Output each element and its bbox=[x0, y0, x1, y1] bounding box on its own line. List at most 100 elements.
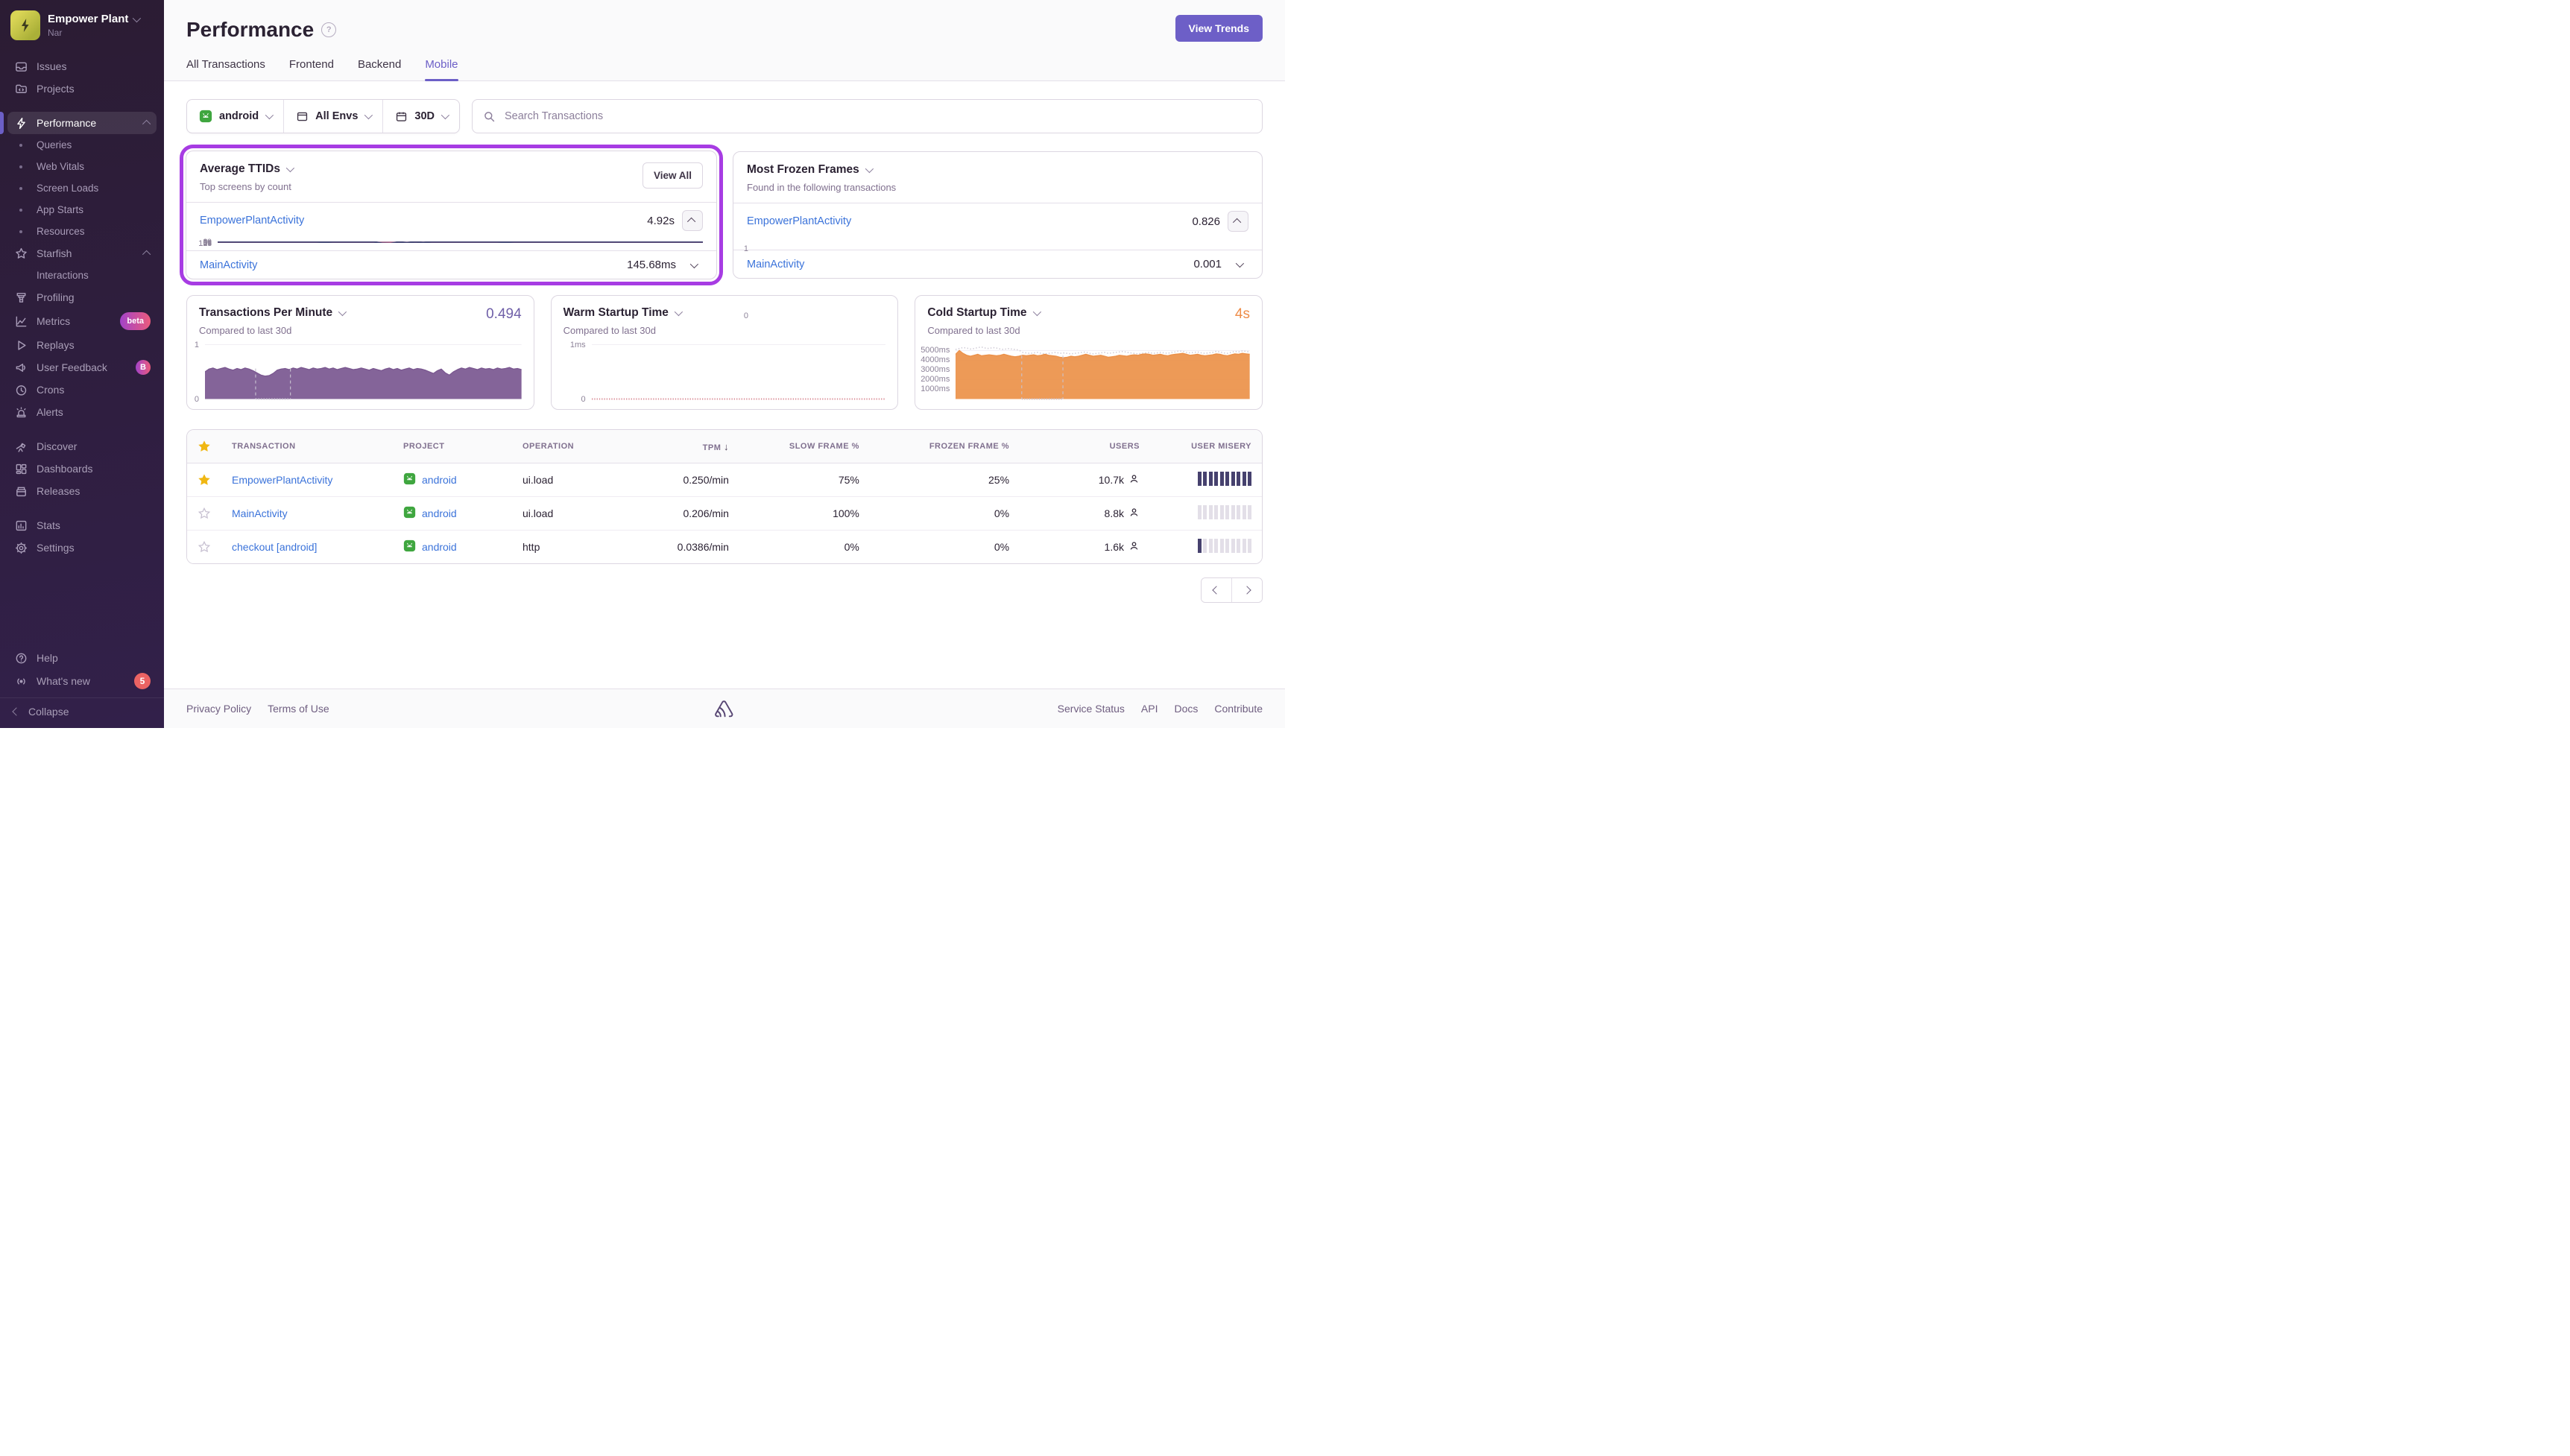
transaction-link[interactable]: MainActivity bbox=[232, 507, 288, 519]
sidebar-item-replays[interactable]: Replays bbox=[7, 334, 157, 356]
android-icon bbox=[403, 506, 416, 521]
footer-link-docs[interactable]: Docs bbox=[1175, 703, 1199, 715]
expand-row-button[interactable] bbox=[683, 259, 703, 268]
most-frozen-frames-title-dropdown[interactable]: Most Frozen Frames bbox=[747, 163, 1248, 177]
sidebar-item-resources[interactable]: Resources bbox=[7, 221, 157, 242]
footer-link-service-status[interactable]: Service Status bbox=[1058, 703, 1125, 715]
project-link[interactable]: android bbox=[422, 541, 457, 553]
sidebar-item-label: Crons bbox=[37, 384, 65, 396]
column-header-transaction[interactable]: TRANSACTION bbox=[221, 432, 393, 460]
sidebar-item-label: Stats bbox=[37, 519, 60, 531]
column-header-tpm[interactable]: TPM ↓ bbox=[609, 431, 739, 462]
transaction-link[interactable]: MainActivity bbox=[200, 259, 619, 271]
column-header-users[interactable]: USERS bbox=[1020, 432, 1150, 460]
column-header-frozen-frame[interactable]: FROZEN FRAME % bbox=[870, 432, 1020, 460]
expand-row-button[interactable] bbox=[1229, 259, 1248, 268]
sidebar-item-label: App Starts bbox=[37, 203, 84, 215]
sidebar-item-starfish[interactable]: Starfish bbox=[7, 242, 157, 265]
cold-startup-title-dropdown[interactable]: Cold Startup Time bbox=[927, 306, 1250, 320]
sidebar-item-issues[interactable]: Issues bbox=[7, 55, 157, 77]
column-header-project[interactable]: PROJECT bbox=[393, 432, 512, 460]
y-tick-label: 1ms bbox=[569, 340, 586, 349]
table-row: EmpowerPlantActivity android ui.load 0.250/… bbox=[187, 463, 1262, 496]
sidebar-collapse-button[interactable]: Collapse bbox=[0, 697, 164, 728]
previous-page-button[interactable] bbox=[1202, 578, 1231, 602]
sidebar-item-screen-loads[interactable]: Screen Loads bbox=[7, 177, 157, 199]
transaction-link[interactable]: MainActivity bbox=[747, 259, 1186, 270]
ttid-line-chart bbox=[218, 241, 703, 243]
sidebar-item-settings[interactable]: Settings bbox=[7, 536, 157, 559]
column-header-user-misery[interactable]: USER MISERY bbox=[1150, 432, 1262, 460]
footer-link-api[interactable]: API bbox=[1141, 703, 1158, 715]
transaction-link[interactable]: checkout [android] bbox=[232, 541, 317, 553]
collapse-row-button[interactable] bbox=[682, 210, 703, 231]
view-all-button[interactable]: View All bbox=[642, 162, 703, 189]
footer-link-privacy-policy[interactable]: Privacy Policy bbox=[186, 703, 251, 715]
chevron-down-icon bbox=[865, 164, 874, 174]
sidebar-item-projects[interactable]: Projects bbox=[7, 77, 157, 100]
transaction-link[interactable]: EmpowerPlantActivity bbox=[200, 215, 640, 227]
search-transactions-input[interactable] bbox=[503, 110, 1251, 123]
sidebar-item-web-vitals[interactable]: Web Vitals bbox=[7, 156, 157, 177]
footer-link-terms-of-use[interactable]: Terms of Use bbox=[268, 703, 329, 715]
sidebar-item-profiling[interactable]: Profiling bbox=[7, 286, 157, 308]
sidebar-item-what-s-new[interactable]: What's new 5 bbox=[7, 669, 157, 693]
sidebar-item-label: Web Vitals bbox=[37, 160, 85, 172]
environment-filter[interactable]: All Envs bbox=[283, 100, 382, 133]
view-trends-button[interactable]: View Trends bbox=[1175, 15, 1263, 42]
sidebar-item-help[interactable]: Help bbox=[7, 647, 157, 669]
search-transactions-box bbox=[472, 99, 1263, 133]
date-range-filter[interactable]: 30D bbox=[382, 100, 459, 133]
unstarred-icon[interactable] bbox=[187, 498, 221, 528]
help-circle-icon[interactable]: ? bbox=[321, 22, 337, 37]
bullet-icon bbox=[13, 208, 28, 212]
org-logo-icon bbox=[10, 10, 40, 40]
sidebar-item-dashboards[interactable]: Dashboards bbox=[7, 458, 157, 480]
sidebar-item-app-starts[interactable]: App Starts bbox=[7, 199, 157, 221]
org-subtitle: Nar bbox=[48, 27, 63, 38]
sidebar-item-discover[interactable]: Discover bbox=[7, 435, 157, 458]
transaction-link[interactable]: EmpowerPlantActivity bbox=[232, 474, 332, 486]
y-axis-labels: 1ms 0 bbox=[555, 340, 592, 404]
star-column-header[interactable] bbox=[187, 430, 221, 463]
warm-startup-title-dropdown[interactable]: Warm Startup Time bbox=[563, 306, 886, 320]
starred-icon[interactable] bbox=[187, 465, 221, 495]
next-page-button[interactable] bbox=[1231, 578, 1262, 602]
tab-frontend[interactable]: Frontend bbox=[289, 58, 334, 80]
sidebar-item-label: Help bbox=[37, 652, 58, 664]
user-icon bbox=[1128, 473, 1140, 487]
project-link[interactable]: android bbox=[422, 507, 457, 519]
collapse-row-button[interactable] bbox=[1228, 211, 1248, 232]
tab-backend[interactable]: Backend bbox=[358, 58, 401, 80]
sidebar-item-label: Releases bbox=[37, 485, 80, 497]
tab-all-transactions[interactable]: All Transactions bbox=[186, 58, 265, 80]
transaction-link[interactable]: EmpowerPlantActivity bbox=[747, 215, 1184, 227]
tab-mobile[interactable]: Mobile bbox=[425, 58, 458, 81]
crons-icon bbox=[13, 382, 28, 397]
sidebar-item-interactions[interactable]: Interactions bbox=[7, 265, 157, 286]
sidebar-item-metrics[interactable]: Metrics beta bbox=[7, 308, 157, 334]
y-tick-label: 5000ms bbox=[921, 346, 950, 355]
org-switcher[interactable]: Empower Plant Nar bbox=[0, 0, 164, 48]
average-ttids-title-dropdown[interactable]: Average TTIDs bbox=[200, 162, 642, 176]
unstarred-icon[interactable] bbox=[187, 532, 221, 562]
sidebar-item-alerts[interactable]: Alerts bbox=[7, 401, 157, 423]
sidebar-item-performance[interactable]: Performance bbox=[0, 112, 157, 134]
chevron-down-icon bbox=[441, 110, 450, 120]
column-header-slow-frame[interactable]: SLOW FRAME % bbox=[739, 432, 870, 460]
page-header: Performance ? View Trends All Transactio… bbox=[164, 0, 1285, 81]
footer-link-contribute[interactable]: Contribute bbox=[1214, 703, 1263, 715]
sidebar-item-releases[interactable]: Releases bbox=[7, 480, 157, 502]
sidebar-item-crons[interactable]: Crons bbox=[7, 379, 157, 401]
sidebar-item-stats[interactable]: Stats bbox=[7, 514, 157, 536]
sidebar-item-queries[interactable]: Queries bbox=[7, 134, 157, 156]
sidebar-item-label: Profiling bbox=[37, 291, 75, 303]
project-filter[interactable]: android bbox=[187, 100, 283, 133]
bullet-icon bbox=[13, 186, 28, 190]
tpm-title-dropdown[interactable]: Transactions Per Minute bbox=[199, 306, 522, 320]
sidebar-item-user-feedback[interactable]: User Feedback B bbox=[7, 356, 157, 379]
column-header-operation[interactable]: OPERATION bbox=[512, 432, 609, 460]
project-link[interactable]: android bbox=[422, 474, 457, 486]
active-nav-indicator bbox=[0, 112, 4, 134]
slow-frame-cell: 0% bbox=[844, 541, 859, 553]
================================
* **AIM OF THE EXERCISE**
In the rows from the line containing "507, 288, 519]" through the line containing "footer-link-service-status[interactable]: Service Status", change "footer-link" to "bottom-link" and leave everything else as it is. Return only those lines.

* **OUTPUT FOR THIS TASK**
transaction-link[interactable]: MainActivity bbox=[232, 507, 288, 519]
sidebar-item-replays[interactable]: Replays bbox=[7, 334, 157, 356]
android-icon bbox=[403, 506, 416, 521]
bottom-link-docs[interactable]: Docs bbox=[1175, 703, 1199, 715]
expand-row-button[interactable] bbox=[683, 259, 703, 268]
most-frozen-frames-title-dropdown[interactable]: Most Frozen Frames bbox=[747, 163, 1248, 177]
sidebar-item-resources[interactable]: Resources bbox=[7, 221, 157, 242]
bottom-link-service-status[interactable]: Service Status bbox=[1058, 703, 1125, 715]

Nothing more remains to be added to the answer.